GOAL OF THE EXERCISE |
Pictures stay out; everything else in the records below is copied exactly.

DATA FOR THIS TASK |
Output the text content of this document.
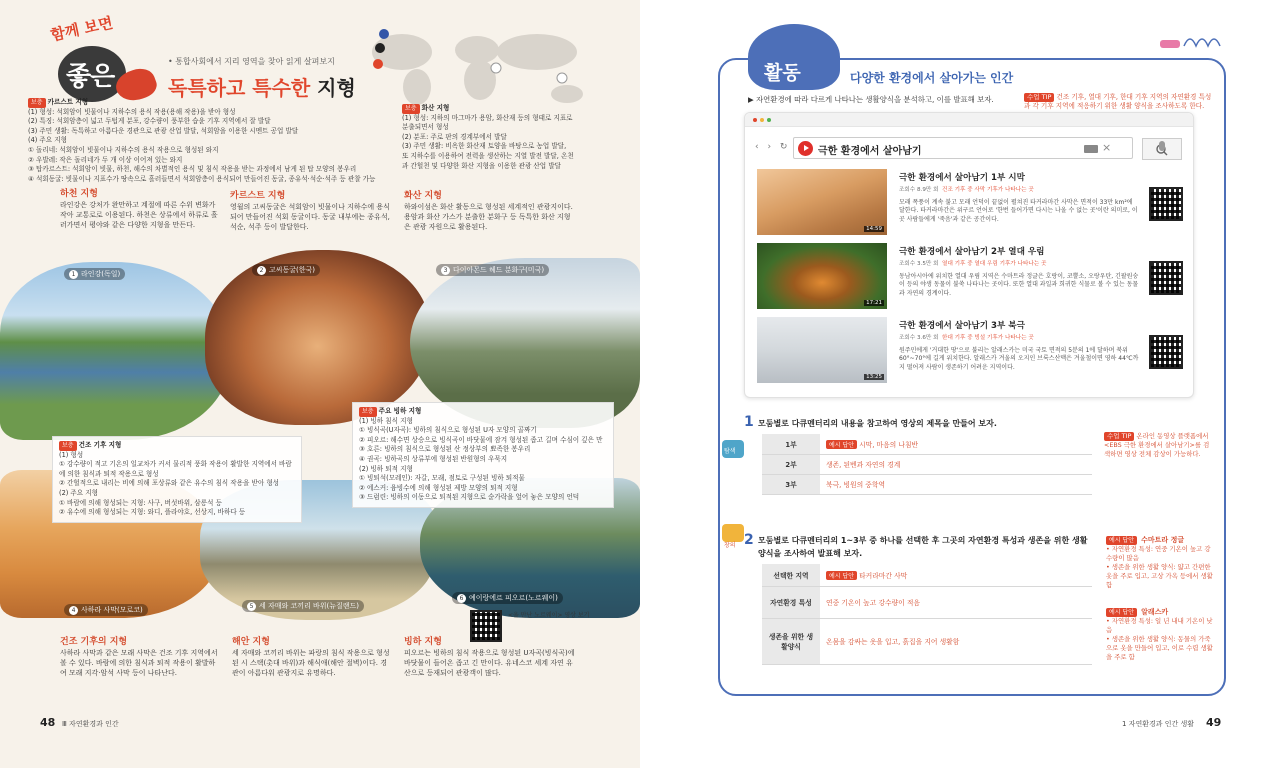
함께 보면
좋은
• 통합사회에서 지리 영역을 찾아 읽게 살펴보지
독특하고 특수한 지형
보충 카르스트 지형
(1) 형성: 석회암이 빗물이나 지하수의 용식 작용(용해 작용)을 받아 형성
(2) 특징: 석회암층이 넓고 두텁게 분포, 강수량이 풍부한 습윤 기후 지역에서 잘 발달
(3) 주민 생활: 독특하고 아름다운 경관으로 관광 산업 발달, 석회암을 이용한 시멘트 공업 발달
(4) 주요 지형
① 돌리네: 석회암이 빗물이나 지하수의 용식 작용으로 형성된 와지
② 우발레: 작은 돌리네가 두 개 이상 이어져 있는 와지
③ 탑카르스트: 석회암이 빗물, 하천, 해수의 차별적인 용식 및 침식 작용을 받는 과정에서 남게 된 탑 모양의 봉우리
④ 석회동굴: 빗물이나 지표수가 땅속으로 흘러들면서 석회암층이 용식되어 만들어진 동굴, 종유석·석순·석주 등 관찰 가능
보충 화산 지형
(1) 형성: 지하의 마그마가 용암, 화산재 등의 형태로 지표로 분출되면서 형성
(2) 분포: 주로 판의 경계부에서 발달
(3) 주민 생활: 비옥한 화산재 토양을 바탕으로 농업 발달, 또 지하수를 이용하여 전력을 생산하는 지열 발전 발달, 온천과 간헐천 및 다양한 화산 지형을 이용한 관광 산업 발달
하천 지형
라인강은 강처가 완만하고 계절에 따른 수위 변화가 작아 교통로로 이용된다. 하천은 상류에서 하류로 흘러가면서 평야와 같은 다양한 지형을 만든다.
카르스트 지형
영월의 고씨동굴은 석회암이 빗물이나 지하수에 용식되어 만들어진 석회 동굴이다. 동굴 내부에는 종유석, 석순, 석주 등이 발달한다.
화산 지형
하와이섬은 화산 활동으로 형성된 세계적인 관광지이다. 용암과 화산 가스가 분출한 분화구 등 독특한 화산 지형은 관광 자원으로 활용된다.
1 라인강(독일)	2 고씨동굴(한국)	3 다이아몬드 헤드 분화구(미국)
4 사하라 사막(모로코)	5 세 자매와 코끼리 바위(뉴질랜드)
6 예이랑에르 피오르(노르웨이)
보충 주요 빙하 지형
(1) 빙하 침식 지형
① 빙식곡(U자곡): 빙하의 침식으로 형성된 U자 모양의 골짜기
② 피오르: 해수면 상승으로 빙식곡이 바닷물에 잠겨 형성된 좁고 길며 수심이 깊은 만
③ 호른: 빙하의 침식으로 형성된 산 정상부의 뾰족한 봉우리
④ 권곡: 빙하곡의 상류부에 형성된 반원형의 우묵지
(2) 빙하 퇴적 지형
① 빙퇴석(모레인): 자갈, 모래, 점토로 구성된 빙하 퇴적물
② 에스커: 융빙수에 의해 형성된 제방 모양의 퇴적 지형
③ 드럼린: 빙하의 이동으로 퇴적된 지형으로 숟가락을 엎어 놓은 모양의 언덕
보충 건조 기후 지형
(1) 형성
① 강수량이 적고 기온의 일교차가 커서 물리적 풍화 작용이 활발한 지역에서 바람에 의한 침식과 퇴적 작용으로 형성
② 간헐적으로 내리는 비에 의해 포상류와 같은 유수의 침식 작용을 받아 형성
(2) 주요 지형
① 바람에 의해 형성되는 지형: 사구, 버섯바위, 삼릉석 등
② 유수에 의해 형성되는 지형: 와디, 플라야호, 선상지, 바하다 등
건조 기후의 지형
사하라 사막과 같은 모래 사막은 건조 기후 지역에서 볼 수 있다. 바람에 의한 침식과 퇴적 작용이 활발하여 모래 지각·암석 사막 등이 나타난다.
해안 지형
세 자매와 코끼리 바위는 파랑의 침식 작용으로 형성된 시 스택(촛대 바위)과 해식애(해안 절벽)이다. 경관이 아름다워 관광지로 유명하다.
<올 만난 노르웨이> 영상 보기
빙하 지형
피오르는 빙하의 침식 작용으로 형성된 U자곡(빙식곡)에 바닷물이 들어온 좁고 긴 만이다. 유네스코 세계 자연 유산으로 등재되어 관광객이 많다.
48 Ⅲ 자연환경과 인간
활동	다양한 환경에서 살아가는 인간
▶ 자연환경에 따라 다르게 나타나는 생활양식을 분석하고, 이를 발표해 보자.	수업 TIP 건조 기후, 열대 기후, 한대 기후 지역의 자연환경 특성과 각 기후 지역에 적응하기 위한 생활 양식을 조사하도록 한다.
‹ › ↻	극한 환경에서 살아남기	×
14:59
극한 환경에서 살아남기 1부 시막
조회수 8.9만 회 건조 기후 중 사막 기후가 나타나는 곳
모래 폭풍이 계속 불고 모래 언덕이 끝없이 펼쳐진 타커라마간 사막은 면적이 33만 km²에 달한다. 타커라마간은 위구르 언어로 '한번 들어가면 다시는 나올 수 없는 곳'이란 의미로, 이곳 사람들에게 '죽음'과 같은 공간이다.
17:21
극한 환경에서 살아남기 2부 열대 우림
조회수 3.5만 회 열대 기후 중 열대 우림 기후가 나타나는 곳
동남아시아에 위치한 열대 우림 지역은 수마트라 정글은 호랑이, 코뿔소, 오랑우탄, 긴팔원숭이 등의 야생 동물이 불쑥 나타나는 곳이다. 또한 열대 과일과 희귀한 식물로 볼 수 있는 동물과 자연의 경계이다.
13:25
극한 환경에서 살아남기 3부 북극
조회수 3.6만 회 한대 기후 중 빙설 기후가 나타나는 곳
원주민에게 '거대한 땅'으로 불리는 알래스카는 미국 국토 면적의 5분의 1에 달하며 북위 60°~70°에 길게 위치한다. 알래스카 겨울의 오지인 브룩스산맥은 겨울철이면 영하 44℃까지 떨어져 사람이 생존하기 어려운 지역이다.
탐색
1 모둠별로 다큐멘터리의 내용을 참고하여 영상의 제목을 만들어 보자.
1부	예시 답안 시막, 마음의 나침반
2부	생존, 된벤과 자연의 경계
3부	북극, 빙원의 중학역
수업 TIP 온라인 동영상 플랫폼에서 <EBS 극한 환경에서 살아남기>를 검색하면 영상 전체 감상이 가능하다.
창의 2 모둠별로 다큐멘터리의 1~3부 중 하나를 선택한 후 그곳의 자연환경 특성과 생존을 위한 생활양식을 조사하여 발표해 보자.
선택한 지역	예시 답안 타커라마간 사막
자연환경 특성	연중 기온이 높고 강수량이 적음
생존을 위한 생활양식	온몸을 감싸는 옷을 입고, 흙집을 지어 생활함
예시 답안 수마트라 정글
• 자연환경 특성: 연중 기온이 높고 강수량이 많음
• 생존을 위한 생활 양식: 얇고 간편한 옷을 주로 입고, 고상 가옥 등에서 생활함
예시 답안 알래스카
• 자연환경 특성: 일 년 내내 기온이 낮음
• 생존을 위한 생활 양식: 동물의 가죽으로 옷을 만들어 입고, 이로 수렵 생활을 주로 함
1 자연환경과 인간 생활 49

SOLUTION |
Output the text content of this document.
함께 보면
좋은
• 통합사회에서 지리 영역을 찾아 읽게 살펴보지
독특하고 특수한 지형
보충 카르스트 지형
(1) 형성: 석회암이 빗물이나 지하수의 용식 작용(용해 작용)을 받아 형성
(2) 특징: 석회암층이 넓고 두텁게 분포, 강수량이 풍부한 습윤 기후 지역에서 잘 발달
(3) 주민 생활: 독특하고 아름다운 경관으로 관광 산업 발달, 석회암을 이용한 시멘트 공업 발달
(4) 주요 지형
① 돌리네: 석회암이 빗물이나 지하수의 용식 작용으로 형성된 와지
② 우발레: 작은 돌리네가 두 개 이상 이어져 있는 와지
③ 탑카르스트: 석회암이 빗물, 하천, 해수의 차별적인 용식 및 침식 작용을 받는 과정에서 남게 된 탑 모양의 봉우리
④ 석회동굴: 빗물이나 지표수가 땅속으로 흘러들면서 석회암층이 용식되어 만들어진 동굴, 종유석·석순·석주 등 관찰 가능
보충 화산 지형
(1) 형성: 지하의 마그마가 용암, 화산재 등의 형태로 지표로 분출되면서 형성
(2) 분포: 주로 판의 경계부에서 발달
(3) 주민 생활: 비옥한 화산재 토양을 바탕으로 농업 발달, 또 지하수를 이용하여 전력을 생산하는 지열 발전 발달, 온천과 간헐천 및 다양한 화산 지형을 이용한 관광 산업 발달
하천 지형
라인강은 강처가 완만하고 계절에 따른 수위 변화가 작아 교통로로 이용된다. 하천은 상류에서 하류로 흘러가면서 평야와 같은 다양한 지형을 만든다.
카르스트 지형
영월의 고씨동굴은 석회암이 빗물이나 지하수에 용식되어 만들어진 석회 동굴이다. 동굴 내부에는 종유석, 석순, 석주 등이 발달한다.
화산 지형
하와이섬은 화산 활동으로 형성된 세계적인 관광지이다. 용암과 화산 가스가 분출한 분화구 등 독특한 화산 지형은 관광 자원으로 활용된다.
1 라인강(독일)	2 고씨동굴(한국)	3 다이아몬드 헤드 분화구(미국)
4 사하라 사막(모로코)	5 세 자매와 코끼리 바위(뉴질랜드)
6 예이랑에르 피오르(노르웨이)
보충 주요 빙하 지형
(1) 빙하 침식 지형
① 빙식곡(U자곡): 빙하의 침식으로 형성된 U자 모양의 골짜기
② 피오르: 해수면 상승으로 빙식곡이 바닷물에 잠겨 형성된 좁고 길며 수심이 깊은 만
③ 호른: 빙하의 침식으로 형성된 산 정상부의 뾰족한 봉우리
④ 권곡: 빙하곡의 상류부에 형성된 반원형의 우묵지
(2) 빙하 퇴적 지형
① 빙퇴석(모레인): 자갈, 모래, 점토로 구성된 빙하 퇴적물
② 에스커: 융빙수에 의해 형성된 제방 모양의 퇴적 지형
③ 드럼린: 빙하의 이동으로 퇴적된 지형으로 숟가락을 엎어 놓은 모양의 언덕
보충 건조 기후 지형
(1) 형성
① 강수량이 적고 기온의 일교차가 커서 물리적 풍화 작용이 활발한 지역에서 바람에 의한 침식과 퇴적 작용으로 형성
② 간헐적으로 내리는 비에 의해 포상류와 같은 유수의 침식 작용을 받아 형성
(2) 주요 지형
① 바람에 의해 형성되는 지형: 사구, 버섯바위, 삼릉석 등
② 유수에 의해 형성되는 지형: 와디, 플라야호, 선상지, 바하다 등
건조 기후의 지형
사하라 사막과 같은 모래 사막은 건조 기후 지역에서 볼 수 있다. 바람에 의한 침식과 퇴적 작용이 활발하여 모래 지각·암석 사막 등이 나타난다.
해안 지형
세 자매와 코끼리 바위는 파랑의 침식 작용으로 형성된 시 스택(촛대 바위)과 해식애(해안 절벽)이다. 경관이 아름다워 관광지로 유명하다.
<올 만난 노르웨이> 영상 보기
빙하 지형
피오르는 빙하의 침식 작용으로 형성된 U자곡(빙식곡)에 바닷물이 들어온 좁고 긴 만이다. 유네스코 세계 자연 유산으로 등재되어 관광객이 많다.
48 Ⅲ 자연환경과 인간
활동	다양한 환경에서 살아가는 인간
▶ 자연환경에 따라 다르게 나타나는 생활양식을 분석하고, 이를 발표해 보자.	수업 TIP 건조 기후, 열대 기후, 한대 기후 지역의 자연환경 특성과 각 기후 지역에 적응하기 위한 생활 양식을 조사하도록 한다.
‹ › ↻	극한 환경에서 살아남기	×
14:59
극한 환경에서 살아남기 1부 시막
조회수 8.9만 회 건조 기후 중 사막 기후가 나타나는 곳
모래 폭풍이 계속 불고 모래 언덕이 끝없이 펼쳐진 타커라마간 사막은 면적이 33만 km²에 달한다. 타커라마간은 위구르 언어로 '한번 들어가면 다시는 나올 수 없는 곳'이란 의미로, 이곳 사람들에게 '죽음'과 같은 공간이다.
17:21
극한 환경에서 살아남기 2부 열대 우림
조회수 3.5만 회 열대 기후 중 열대 우림 기후가 나타나는 곳
동남아시아에 위치한 열대 우림 지역은 수마트라 정글은 호랑이, 코뿔소, 오랑우탄, 긴팔원숭이 등의 야생 동물이 불쑥 나타나는 곳이다. 또한 열대 과일과 희귀한 식물로 볼 수 있는 동물과 자연의 경계이다.
13:25
극한 환경에서 살아남기 3부 북극
조회수 3.6만 회 한대 기후 중 빙설 기후가 나타나는 곳
원주민에게 '거대한 땅'으로 불리는 알래스카는 미국 국토 면적의 5분의 1에 달하며 북위 60°~70°에 길게 위치한다. 알래스카 겨울의 오지인 브룩스산맥은 겨울철이면 영하 44℃까지 떨어져 사람이 생존하기 어려운 지역이다.
탐색
1 모둠별로 다큐멘터리의 내용을 참고하여 영상의 제목을 만들어 보자.
1부	예시 답안 시막, 마음의 나침반
2부	생존, 된벤과 자연의 경계
3부	북극, 빙원의 중학역
수업 TIP 온라인 동영상 플랫폼에서 <EBS 극한 환경에서 살아남기>를 검색하면 영상 전체 감상이 가능하다.
창의 2 모둠별로 다큐멘터리의 1~3부 중 하나를 선택한 후 그곳의 자연환경 특성과 생존을 위한 생활양식을 조사하여 발표해 보자.
선택한 지역	예시 답안 타커라마간 사막
자연환경 특성	연중 기온이 높고 강수량이 적음
생존을 위한 생활양식	온몸을 감싸는 옷을 입고, 흙집을 지어 생활함
예시 답안 수마트라 정글
• 자연환경 특성: 연중 기온이 높고 강수량이 많음
• 생존을 위한 생활 양식: 얇고 간편한 옷을 주로 입고, 고상 가옥 등에서 생활함
예시 답안 알래스카
• 자연환경 특성: 일 년 내내 기온이 낮음
• 생존을 위한 생활 양식: 동물의 가죽으로 옷을 만들어 입고, 이로 수렵 생활을 주로 함
1 자연환경과 인간 생활 49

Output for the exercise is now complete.